-- Given data --
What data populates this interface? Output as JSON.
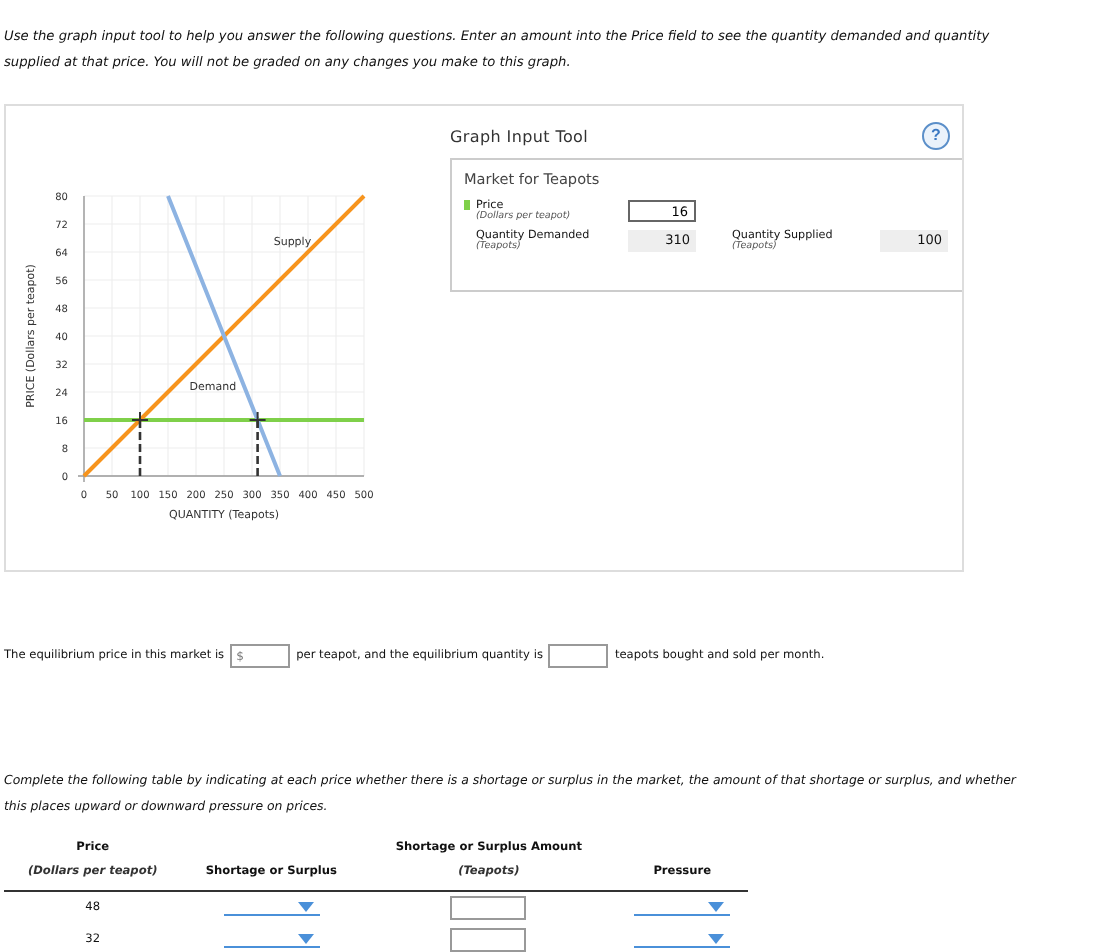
{
  "intro": "Use the graph input tool to help you answer the following questions. Enter an amount into the Price field to see the quantity demanded and quantity supplied at that price. You will not be graded on any changes you make to this graph.",
  "graph": {
    "chart_data": {
      "type": "line",
      "xlabel": "QUANTITY (Teapots)",
      "ylabel": "PRICE (Dollars per teapot)",
      "x": [
        0,
        100,
        150,
        250,
        310,
        350,
        500
      ],
      "series": [
        {
          "name": "Supply",
          "color": "#f7941d",
          "values": [
            0,
            16,
            24,
            40,
            49.6,
            56,
            80
          ]
        },
        {
          "name": "Demand",
          "color": "#8db3e2",
          "values": [
            null,
            null,
            80,
            40,
            16,
            0,
            null
          ]
        }
      ],
      "ref_lines": [
        {
          "axis": "y",
          "value": 16,
          "color": "#7fd04a"
        }
      ],
      "grid": true,
      "xlim": [
        0,
        500
      ],
      "ylim": [
        0,
        80
      ],
      "xticks": [
        0,
        50,
        100,
        150,
        200,
        250,
        300,
        350,
        400,
        450,
        500
      ],
      "yticks": [
        0,
        8,
        16,
        24,
        32,
        40,
        48,
        56,
        64,
        72,
        80
      ]
    }
  },
  "tool": {
    "title": "Graph Input Tool",
    "help": "?",
    "market": "Market for Teapots",
    "price_label": "Price",
    "price_unit": "(Dollars per teapot)",
    "price_value": "16",
    "qd_label": "Quantity Demanded",
    "qd_unit": "(Teapots)",
    "qd_value": "310",
    "qs_label": "Quantity Supplied",
    "qs_unit": "(Teapots)",
    "qs_value": "100"
  },
  "equilibrium": {
    "part1": "The equilibrium price in this market is",
    "price_placeholder": "$",
    "part2": "per teapot, and the equilibrium quantity is",
    "part3": "teapots bought and sold per month."
  },
  "table_intro": "Complete the following table by indicating at each price whether there is a shortage or surplus in the market, the amount of that shortage or surplus, and whether this places upward or downward pressure on prices.",
  "table": {
    "columns": [
      {
        "title": "Price",
        "sub": "(Dollars per teapot)"
      },
      {
        "title": "Shortage or Surplus"
      },
      {
        "title": "Shortage or Surplus Amount",
        "sub": "(Teapots)"
      },
      {
        "title": "Pressure"
      }
    ],
    "rows": [
      {
        "price": "48"
      },
      {
        "price": "32"
      }
    ]
  }
}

-- Do this --
Every entry must be written out exactly, with all pictures left out.

-- Solution to this problem --
What data populates this interface? Output as JSON.
{
  "intro": "Use the graph input tool to help you answer the following questions. Enter an amount into the Price field to see the quantity demanded and quantity supplied at that price. You will not be graded on any changes you make to this graph.",
  "graph": {
    "chart_data": {
      "type": "line",
      "xlabel": "QUANTITY (Teapots)",
      "ylabel": "PRICE (Dollars per teapot)",
      "x": [
        0,
        100,
        150,
        250,
        310,
        350,
        500
      ],
      "series": [
        {
          "name": "Supply",
          "color": "#f7941d",
          "values": [
            0,
            16,
            24,
            40,
            49.6,
            56,
            80
          ]
        },
        {
          "name": "Demand",
          "color": "#8db3e2",
          "values": [
            null,
            null,
            80,
            40,
            16,
            0,
            null
          ]
        }
      ],
      "ref_lines": [
        {
          "axis": "y",
          "value": 16,
          "color": "#7fd04a"
        }
      ],
      "grid": true,
      "xlim": [
        0,
        500
      ],
      "ylim": [
        0,
        80
      ],
      "xticks": [
        0,
        50,
        100,
        150,
        200,
        250,
        300,
        350,
        400,
        450,
        500
      ],
      "yticks": [
        0,
        8,
        16,
        24,
        32,
        40,
        48,
        56,
        64,
        72,
        80
      ]
    }
  },
  "tool": {
    "title": "Graph Input Tool",
    "help": "?",
    "market": "Market for Teapots",
    "price_label": "Price",
    "price_unit": "(Dollars per teapot)",
    "price_value": "16",
    "qd_label": "Quantity Demanded",
    "qd_unit": "(Teapots)",
    "qd_value": "310",
    "qs_label": "Quantity Supplied",
    "qs_unit": "(Teapots)",
    "qs_value": "100"
  },
  "equilibrium": {
    "part1": "The equilibrium price in this market is",
    "price_placeholder": "$",
    "part2": "per teapot, and the equilibrium quantity is",
    "part3": "teapots bought and sold per month."
  },
  "table_intro": "Complete the following table by indicating at each price whether there is a shortage or surplus in the market, the amount of that shortage or surplus, and whether this places upward or downward pressure on prices.",
  "table": {
    "columns": [
      {
        "title": "Price",
        "sub": "(Dollars per teapot)"
      },
      {
        "title": "Shortage or Surplus"
      },
      {
        "title": "Shortage or Surplus Amount",
        "sub": "(Teapots)"
      },
      {
        "title": "Pressure"
      }
    ],
    "rows": [
      {
        "price": "48"
      },
      {
        "price": "32"
      }
    ]
  }
}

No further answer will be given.